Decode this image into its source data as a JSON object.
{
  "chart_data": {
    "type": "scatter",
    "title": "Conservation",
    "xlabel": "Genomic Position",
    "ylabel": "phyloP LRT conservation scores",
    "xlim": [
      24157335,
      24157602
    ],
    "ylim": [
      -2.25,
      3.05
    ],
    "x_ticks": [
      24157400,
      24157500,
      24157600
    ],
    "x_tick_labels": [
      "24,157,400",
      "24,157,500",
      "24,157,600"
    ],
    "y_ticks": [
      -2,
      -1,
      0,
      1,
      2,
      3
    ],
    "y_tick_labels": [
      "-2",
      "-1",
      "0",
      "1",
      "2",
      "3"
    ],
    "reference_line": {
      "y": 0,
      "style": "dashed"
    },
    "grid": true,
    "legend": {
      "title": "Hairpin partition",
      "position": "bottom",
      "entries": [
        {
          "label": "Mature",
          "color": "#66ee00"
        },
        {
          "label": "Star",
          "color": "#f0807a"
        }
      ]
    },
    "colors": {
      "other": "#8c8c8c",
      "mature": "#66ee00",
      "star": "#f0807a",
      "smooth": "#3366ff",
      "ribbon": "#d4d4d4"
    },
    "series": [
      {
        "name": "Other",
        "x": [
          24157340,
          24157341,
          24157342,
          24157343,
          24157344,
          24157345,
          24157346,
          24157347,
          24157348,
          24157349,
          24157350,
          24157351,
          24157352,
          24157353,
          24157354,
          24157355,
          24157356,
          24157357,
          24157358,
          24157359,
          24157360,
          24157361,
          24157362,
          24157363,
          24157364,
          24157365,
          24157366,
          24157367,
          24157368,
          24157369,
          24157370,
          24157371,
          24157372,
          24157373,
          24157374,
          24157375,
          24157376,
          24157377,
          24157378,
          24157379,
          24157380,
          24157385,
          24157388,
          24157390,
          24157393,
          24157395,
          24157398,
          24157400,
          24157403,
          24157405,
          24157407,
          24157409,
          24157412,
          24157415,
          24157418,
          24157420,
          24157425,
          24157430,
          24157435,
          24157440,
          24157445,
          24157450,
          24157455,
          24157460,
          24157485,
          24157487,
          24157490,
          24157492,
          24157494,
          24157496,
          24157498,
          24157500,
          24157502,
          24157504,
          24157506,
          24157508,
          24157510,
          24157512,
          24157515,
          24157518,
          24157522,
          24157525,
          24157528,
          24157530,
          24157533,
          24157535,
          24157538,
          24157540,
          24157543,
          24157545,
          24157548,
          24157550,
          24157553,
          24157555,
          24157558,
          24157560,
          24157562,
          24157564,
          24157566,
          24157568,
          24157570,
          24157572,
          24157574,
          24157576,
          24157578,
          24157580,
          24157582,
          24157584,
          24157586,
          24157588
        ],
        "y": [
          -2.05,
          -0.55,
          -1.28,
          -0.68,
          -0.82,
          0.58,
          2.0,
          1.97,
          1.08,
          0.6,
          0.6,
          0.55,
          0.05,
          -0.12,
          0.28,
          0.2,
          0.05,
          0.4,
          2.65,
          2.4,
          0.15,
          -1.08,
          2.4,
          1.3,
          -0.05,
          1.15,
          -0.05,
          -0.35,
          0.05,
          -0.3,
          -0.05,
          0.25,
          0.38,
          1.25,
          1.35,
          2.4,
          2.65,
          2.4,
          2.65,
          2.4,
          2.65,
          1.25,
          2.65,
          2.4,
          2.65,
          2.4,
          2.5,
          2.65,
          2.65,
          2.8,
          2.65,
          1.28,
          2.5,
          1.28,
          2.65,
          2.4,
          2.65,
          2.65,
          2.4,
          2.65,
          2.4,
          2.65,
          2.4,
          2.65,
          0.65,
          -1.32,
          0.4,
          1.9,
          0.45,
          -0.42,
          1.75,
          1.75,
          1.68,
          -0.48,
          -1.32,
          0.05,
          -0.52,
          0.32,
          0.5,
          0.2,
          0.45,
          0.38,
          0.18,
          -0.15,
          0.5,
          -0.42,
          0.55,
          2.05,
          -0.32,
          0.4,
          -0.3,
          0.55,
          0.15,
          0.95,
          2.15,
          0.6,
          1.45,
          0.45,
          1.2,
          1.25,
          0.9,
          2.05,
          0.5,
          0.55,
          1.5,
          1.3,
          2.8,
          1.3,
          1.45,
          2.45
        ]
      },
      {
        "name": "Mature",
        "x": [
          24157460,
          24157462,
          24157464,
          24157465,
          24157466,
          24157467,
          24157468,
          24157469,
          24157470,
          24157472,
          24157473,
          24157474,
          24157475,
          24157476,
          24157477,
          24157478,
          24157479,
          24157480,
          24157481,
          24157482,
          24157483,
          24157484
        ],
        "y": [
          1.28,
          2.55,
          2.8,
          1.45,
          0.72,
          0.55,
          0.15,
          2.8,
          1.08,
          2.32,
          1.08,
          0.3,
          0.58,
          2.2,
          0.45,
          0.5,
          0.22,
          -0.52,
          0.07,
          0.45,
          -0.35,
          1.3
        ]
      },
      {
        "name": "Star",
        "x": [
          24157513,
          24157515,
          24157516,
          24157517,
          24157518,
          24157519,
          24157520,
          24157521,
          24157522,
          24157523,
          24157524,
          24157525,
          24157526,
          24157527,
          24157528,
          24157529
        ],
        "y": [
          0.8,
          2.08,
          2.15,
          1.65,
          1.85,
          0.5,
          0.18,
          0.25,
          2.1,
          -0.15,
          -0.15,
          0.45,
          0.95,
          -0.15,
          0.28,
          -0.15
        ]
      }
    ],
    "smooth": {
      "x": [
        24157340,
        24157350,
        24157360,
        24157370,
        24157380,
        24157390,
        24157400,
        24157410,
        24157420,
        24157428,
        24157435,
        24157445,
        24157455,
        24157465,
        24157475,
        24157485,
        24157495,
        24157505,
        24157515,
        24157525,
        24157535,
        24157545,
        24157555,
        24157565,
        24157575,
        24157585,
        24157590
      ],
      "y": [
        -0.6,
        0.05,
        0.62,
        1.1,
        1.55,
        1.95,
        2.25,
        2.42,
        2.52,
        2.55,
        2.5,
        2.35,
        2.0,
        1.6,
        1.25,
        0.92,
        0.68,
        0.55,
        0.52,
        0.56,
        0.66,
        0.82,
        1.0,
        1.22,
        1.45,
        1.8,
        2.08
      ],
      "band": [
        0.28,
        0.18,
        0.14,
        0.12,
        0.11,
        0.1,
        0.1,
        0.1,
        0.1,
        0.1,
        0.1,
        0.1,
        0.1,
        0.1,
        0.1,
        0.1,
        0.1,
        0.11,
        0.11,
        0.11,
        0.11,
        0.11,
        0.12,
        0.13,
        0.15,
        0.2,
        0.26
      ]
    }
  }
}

» **WORK REQUIRED**:
Every line above needs to be repeated exactly as shown.

» **EXERCISE ANSWER**:
Decode this image into its source data as a JSON object.
{
  "chart_data": {
    "type": "scatter",
    "title": "Conservation",
    "xlabel": "Genomic Position",
    "ylabel": "phyloP LRT conservation scores",
    "xlim": [
      24157335,
      24157602
    ],
    "ylim": [
      -2.25,
      3.05
    ],
    "x_ticks": [
      24157400,
      24157500,
      24157600
    ],
    "x_tick_labels": [
      "24,157,400",
      "24,157,500",
      "24,157,600"
    ],
    "y_ticks": [
      -2,
      -1,
      0,
      1,
      2,
      3
    ],
    "y_tick_labels": [
      "-2",
      "-1",
      "0",
      "1",
      "2",
      "3"
    ],
    "reference_line": {
      "y": 0,
      "style": "dashed"
    },
    "grid": true,
    "legend": {
      "title": "Hairpin partition",
      "position": "bottom",
      "entries": [
        {
          "label": "Mature",
          "color": "#66ee00"
        },
        {
          "label": "Star",
          "color": "#f0807a"
        }
      ]
    },
    "colors": {
      "other": "#8c8c8c",
      "mature": "#66ee00",
      "star": "#f0807a",
      "smooth": "#3366ff",
      "ribbon": "#d4d4d4"
    },
    "series": [
      {
        "name": "Other",
        "x": [
          24157340,
          24157341,
          24157342,
          24157343,
          24157344,
          24157345,
          24157346,
          24157347,
          24157348,
          24157349,
          24157350,
          24157351,
          24157352,
          24157353,
          24157354,
          24157355,
          24157356,
          24157357,
          24157358,
          24157359,
          24157360,
          24157361,
          24157362,
          24157363,
          24157364,
          24157365,
          24157366,
          24157367,
          24157368,
          24157369,
          24157370,
          24157371,
          24157372,
          24157373,
          24157374,
          24157375,
          24157376,
          24157377,
          24157378,
          24157379,
          24157380,
          24157385,
          24157388,
          24157390,
          24157393,
          24157395,
          24157398,
          24157400,
          24157403,
          24157405,
          24157407,
          24157409,
          24157412,
          24157415,
          24157418,
          24157420,
          24157425,
          24157430,
          24157435,
          24157440,
          24157445,
          24157450,
          24157455,
          24157460,
          24157485,
          24157487,
          24157490,
          24157492,
          24157494,
          24157496,
          24157498,
          24157500,
          24157502,
          24157504,
          24157506,
          24157508,
          24157510,
          24157512,
          24157515,
          24157518,
          24157522,
          24157525,
          24157528,
          24157530,
          24157533,
          24157535,
          24157538,
          24157540,
          24157543,
          24157545,
          24157548,
          24157550,
          24157553,
          24157555,
          24157558,
          24157560,
          24157562,
          24157564,
          24157566,
          24157568,
          24157570,
          24157572,
          24157574,
          24157576,
          24157578,
          24157580,
          24157582,
          24157584,
          24157586,
          24157588
        ],
        "y": [
          -2.05,
          -0.55,
          -1.28,
          -0.68,
          -0.82,
          0.58,
          2.0,
          1.97,
          1.08,
          0.6,
          0.6,
          0.55,
          0.05,
          -0.12,
          0.28,
          0.2,
          0.05,
          0.4,
          2.65,
          2.4,
          0.15,
          -1.08,
          2.4,
          1.3,
          -0.05,
          1.15,
          -0.05,
          -0.35,
          0.05,
          -0.3,
          -0.05,
          0.25,
          0.38,
          1.25,
          1.35,
          2.4,
          2.65,
          2.4,
          2.65,
          2.4,
          2.65,
          1.25,
          2.65,
          2.4,
          2.65,
          2.4,
          2.5,
          2.65,
          2.65,
          2.8,
          2.65,
          1.28,
          2.5,
          1.28,
          2.65,
          2.4,
          2.65,
          2.65,
          2.4,
          2.65,
          2.4,
          2.65,
          2.4,
          2.65,
          0.65,
          -1.32,
          0.4,
          1.9,
          0.45,
          -0.42,
          1.75,
          1.75,
          1.68,
          -0.48,
          -1.32,
          0.05,
          -0.52,
          0.32,
          0.5,
          0.2,
          0.45,
          0.38,
          0.18,
          -0.15,
          0.5,
          -0.42,
          0.55,
          2.05,
          -0.32,
          0.4,
          -0.3,
          0.55,
          0.15,
          0.95,
          2.15,
          0.6,
          1.45,
          0.45,
          1.2,
          1.25,
          0.9,
          2.05,
          0.5,
          0.55,
          1.5,
          1.3,
          2.8,
          1.3,
          1.45,
          2.45
        ]
      },
      {
        "name": "Mature",
        "x": [
          24157460,
          24157462,
          24157464,
          24157465,
          24157466,
          24157467,
          24157468,
          24157469,
          24157470,
          24157472,
          24157473,
          24157474,
          24157475,
          24157476,
          24157477,
          24157478,
          24157479,
          24157480,
          24157481,
          24157482,
          24157483,
          24157484
        ],
        "y": [
          1.28,
          2.55,
          2.8,
          1.45,
          0.72,
          0.55,
          0.15,
          2.8,
          1.08,
          2.32,
          1.08,
          0.3,
          0.58,
          2.2,
          0.45,
          0.5,
          0.22,
          -0.52,
          0.07,
          0.45,
          -0.35,
          1.3
        ]
      },
      {
        "name": "Star",
        "x": [
          24157513,
          24157515,
          24157516,
          24157517,
          24157518,
          24157519,
          24157520,
          24157521,
          24157522,
          24157523,
          24157524,
          24157525,
          24157526,
          24157527,
          24157528,
          24157529
        ],
        "y": [
          0.8,
          2.08,
          2.15,
          1.65,
          1.85,
          0.5,
          0.18,
          0.25,
          2.1,
          -0.15,
          -0.15,
          0.45,
          0.95,
          -0.15,
          0.28,
          -0.15
        ]
      }
    ],
    "smooth": {
      "x": [
        24157340,
        24157350,
        24157360,
        24157370,
        24157380,
        24157390,
        24157400,
        24157410,
        24157420,
        24157428,
        24157435,
        24157445,
        24157455,
        24157465,
        24157475,
        24157485,
        24157495,
        24157505,
        24157515,
        24157525,
        24157535,
        24157545,
        24157555,
        24157565,
        24157575,
        24157585,
        24157590
      ],
      "y": [
        -0.6,
        0.05,
        0.62,
        1.1,
        1.55,
        1.95,
        2.25,
        2.42,
        2.52,
        2.55,
        2.5,
        2.35,
        2.0,
        1.6,
        1.25,
        0.92,
        0.68,
        0.55,
        0.52,
        0.56,
        0.66,
        0.82,
        1.0,
        1.22,
        1.45,
        1.8,
        2.08
      ],
      "band": [
        0.28,
        0.18,
        0.14,
        0.12,
        0.11,
        0.1,
        0.1,
        0.1,
        0.1,
        0.1,
        0.1,
        0.1,
        0.1,
        0.1,
        0.1,
        0.1,
        0.1,
        0.11,
        0.11,
        0.11,
        0.11,
        0.11,
        0.12,
        0.13,
        0.15,
        0.2,
        0.26
      ]
    }
  }
}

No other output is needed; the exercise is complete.